START RECORDS PROVIDED

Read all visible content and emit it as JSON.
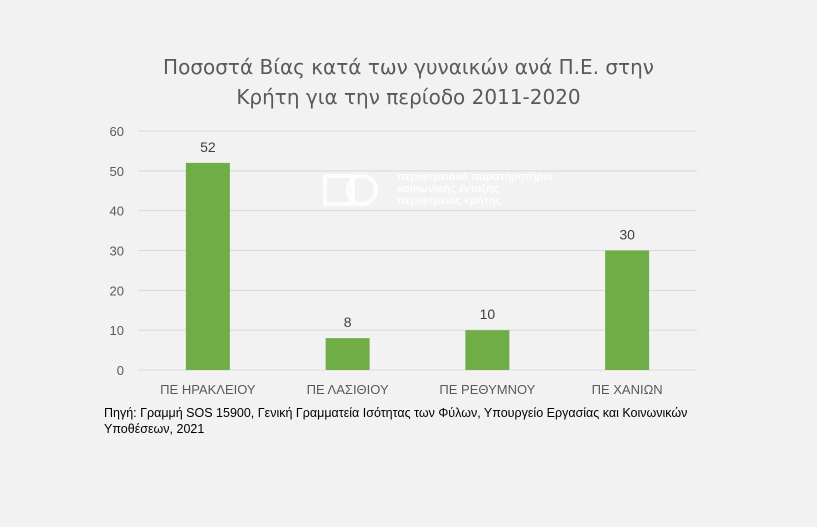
{
  "chart_data": {
    "type": "bar",
    "title_lines": [
      "Ποσοστά Βίας κατά των γυναικών ανά Π.Ε. στην",
      "Κρήτη για την περίοδο 2011-2020"
    ],
    "categories": [
      "ΠΕ ΗΡΑΚΛΕΙΟΥ",
      "ΠΕ ΛΑΣΙΘΙΟΥ",
      "ΠΕ ΡΕΘΥΜΝΟΥ",
      "ΠΕ ΧΑΝΙΩΝ"
    ],
    "values": [
      52,
      8,
      10,
      30
    ],
    "data_labels": [
      "52",
      "8",
      "10",
      "30"
    ],
    "y_ticks": [
      "0",
      "10",
      "20",
      "30",
      "40",
      "50",
      "60"
    ],
    "ylim": [
      0,
      60
    ],
    "grid": true,
    "legend": "none",
    "bar_color": "#70ad47",
    "grid_color": "#d9d9d9"
  },
  "watermark": {
    "lines": [
      "περιφερειακό παρατηρητήριο",
      "κοινωνικής ένταξης",
      "περιφέρειας κρήτης"
    ]
  },
  "source": "Πηγή: Γραμμή SOS 15900, Γενική Γραμματεία Ισότητας των Φύλων, Υπουργείο Εργασίας και Κοινωνικών Υποθέσεων, 2021"
}
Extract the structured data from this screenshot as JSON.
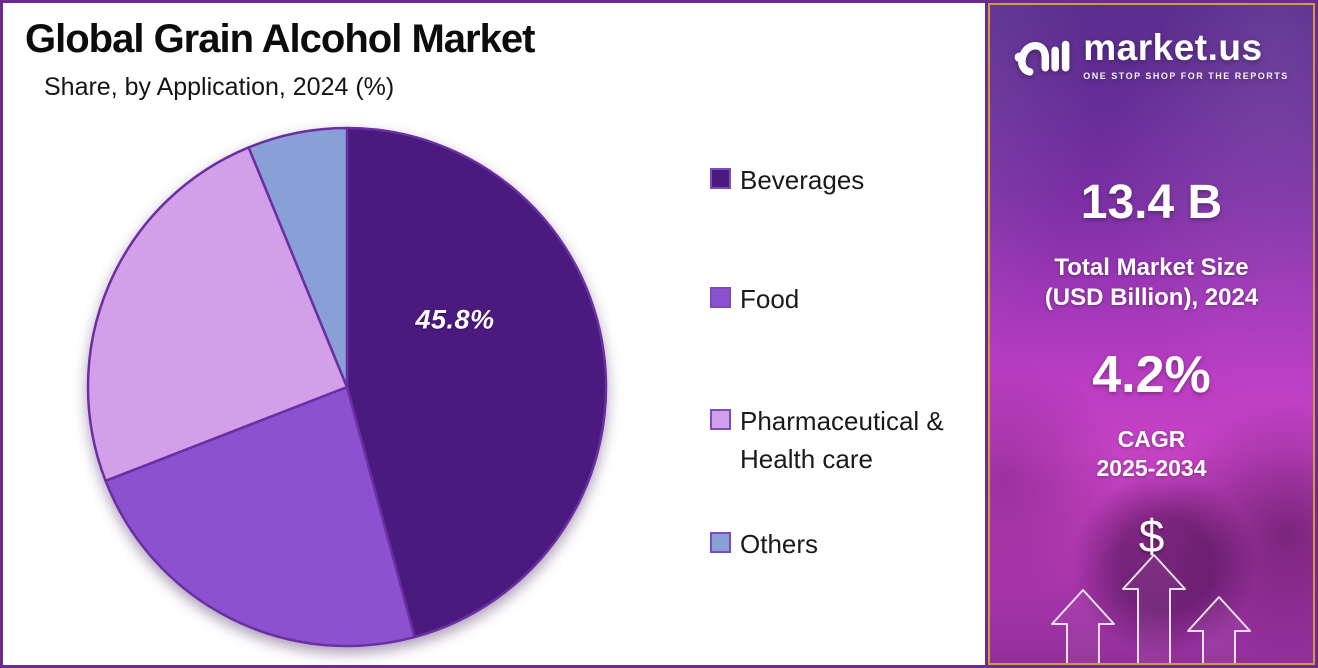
{
  "page": {
    "border_color": "#6B2C8F"
  },
  "chart_data": {
    "type": "pie",
    "title": "Global Grain Alcohol Market",
    "subtitle": "Share, by Application, 2024 (%)",
    "unit": "%",
    "direction": "clockwise",
    "start_angle_deg": 0,
    "legend_position": "right",
    "slice_border_color": "#6B2FA3",
    "slices": [
      {
        "label": "Beverages",
        "value": 45.8,
        "color": "#4A1A7E",
        "data_label": "45.8%"
      },
      {
        "label": "Food",
        "value": 23.3,
        "color": "#8B51CE",
        "data_label": null
      },
      {
        "label": "Pharmaceutical & Health care",
        "value": 24.7,
        "color": "#D49FE9",
        "data_label": null
      },
      {
        "label": "Others",
        "value": 6.2,
        "color": "#88A0D6",
        "data_label": null
      }
    ]
  },
  "sidebar": {
    "brand": "market.us",
    "tagline": "ONE STOP SHOP FOR THE REPORTS",
    "market_size_value": "13.4 B",
    "market_size_label": [
      "Total Market Size",
      "(USD Billion), 2024"
    ],
    "cagr_value": "4.2%",
    "cagr_label": [
      "CAGR",
      "2025-2034"
    ],
    "currency_symbol": "$",
    "border_color": "#D49A3F"
  }
}
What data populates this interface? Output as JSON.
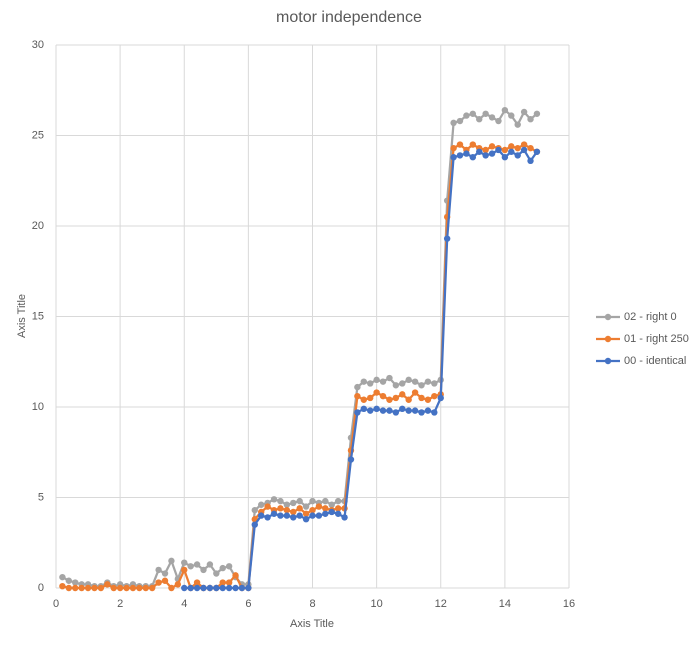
{
  "chart_data": {
    "type": "line",
    "title": "motor independence",
    "xlabel": "Axis Title",
    "ylabel": "Axis Title",
    "x": [
      0.2,
      0.4,
      0.6,
      0.8,
      1.0,
      1.2,
      1.4,
      1.6,
      1.8,
      2.0,
      2.2,
      2.4,
      2.6,
      2.8,
      3.0,
      3.2,
      3.4,
      3.6,
      3.8,
      4.0,
      4.2,
      4.4,
      4.6,
      4.8,
      5.0,
      5.2,
      5.4,
      5.6,
      5.8,
      6.0,
      6.2,
      6.4,
      6.6,
      6.8,
      7.0,
      7.2,
      7.4,
      7.6,
      7.8,
      8.0,
      8.2,
      8.4,
      8.6,
      8.8,
      9.0,
      9.2,
      9.4,
      9.6,
      9.8,
      10.0,
      10.2,
      10.4,
      10.6,
      10.8,
      11.0,
      11.2,
      11.4,
      11.6,
      11.8,
      12.0,
      12.2,
      12.4,
      12.6,
      12.8,
      13.0,
      13.2,
      13.4,
      13.6,
      13.8,
      14.0,
      14.2,
      14.4,
      14.6,
      14.8,
      15.0
    ],
    "series": [
      {
        "name": "02 - right 0",
        "color": "#a5a5a5",
        "values": [
          0.6,
          0.4,
          0.3,
          0.2,
          0.2,
          0.1,
          0.1,
          0.3,
          0.1,
          0.2,
          0.1,
          0.2,
          0.1,
          0.1,
          0.1,
          1.0,
          0.8,
          1.5,
          0.5,
          1.4,
          1.2,
          1.3,
          1.0,
          1.3,
          0.8,
          1.1,
          1.2,
          0.6,
          0.2,
          0.2,
          4.3,
          4.6,
          4.7,
          4.9,
          4.8,
          4.6,
          4.7,
          4.8,
          4.5,
          4.8,
          4.7,
          4.8,
          4.6,
          4.8,
          4.8,
          8.3,
          11.1,
          11.4,
          11.3,
          11.5,
          11.4,
          11.6,
          11.2,
          11.3,
          11.5,
          11.4,
          11.2,
          11.4,
          11.3,
          11.5,
          21.4,
          25.7,
          25.8,
          26.1,
          26.2,
          25.9,
          26.2,
          26.0,
          25.8,
          26.4,
          26.1,
          25.6,
          26.3,
          25.9,
          26.2
        ]
      },
      {
        "name": "01 - right 250",
        "color": "#ed7d31",
        "values": [
          0.1,
          0,
          0,
          0,
          0,
          0,
          0,
          0.2,
          0,
          0,
          0,
          0,
          0,
          0,
          0,
          0.3,
          0.4,
          0,
          0.2,
          1.0,
          0,
          0.3,
          0,
          0,
          0,
          0.3,
          0.3,
          0.7,
          0,
          0,
          3.8,
          4.2,
          4.5,
          4.3,
          4.4,
          4.3,
          4.2,
          4.4,
          4.1,
          4.3,
          4.5,
          4.4,
          4.3,
          4.4,
          4.4,
          7.6,
          10.6,
          10.4,
          10.5,
          10.8,
          10.6,
          10.4,
          10.5,
          10.7,
          10.4,
          10.8,
          10.5,
          10.4,
          10.6,
          10.7,
          20.5,
          24.3,
          24.5,
          24.2,
          24.5,
          24.3,
          24.2,
          24.4,
          24.3,
          24.2,
          24.4,
          24.3,
          24.5,
          24.3,
          24.1
        ]
      },
      {
        "name": "00 - identical",
        "color": "#4472c4",
        "values": [
          null,
          null,
          null,
          null,
          null,
          null,
          null,
          null,
          null,
          null,
          null,
          null,
          null,
          null,
          null,
          null,
          null,
          null,
          null,
          0,
          0,
          0,
          0,
          0,
          0,
          0,
          0,
          0,
          0,
          0,
          3.5,
          4.0,
          3.9,
          4.1,
          4.0,
          4.0,
          3.9,
          4.0,
          3.8,
          4.0,
          4.0,
          4.1,
          4.2,
          4.1,
          3.9,
          7.1,
          9.7,
          9.9,
          9.8,
          9.9,
          9.8,
          9.8,
          9.7,
          9.9,
          9.8,
          9.8,
          9.7,
          9.8,
          9.7,
          10.5,
          19.3,
          23.8,
          23.9,
          24.0,
          23.8,
          24.1,
          23.9,
          24.0,
          24.2,
          23.8,
          24.1,
          23.9,
          24.2,
          23.6,
          24.1
        ]
      }
    ],
    "xlim": [
      0,
      16
    ],
    "xticks": [
      0,
      2,
      4,
      6,
      8,
      10,
      12,
      14,
      16
    ],
    "ylim": [
      0,
      30
    ],
    "yticks": [
      0,
      5,
      10,
      15,
      20,
      25,
      30
    ],
    "grid": true,
    "legend": "right"
  }
}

END RECORDS PROVIDED

Show all lines in the entries above where the string "JSON" appears.

WRITTEN ANSWER:
Read all visible content and emit it as JSON.
Extract the structured data from this screenshot as JSON.
What data populates this interface? Output as JSON.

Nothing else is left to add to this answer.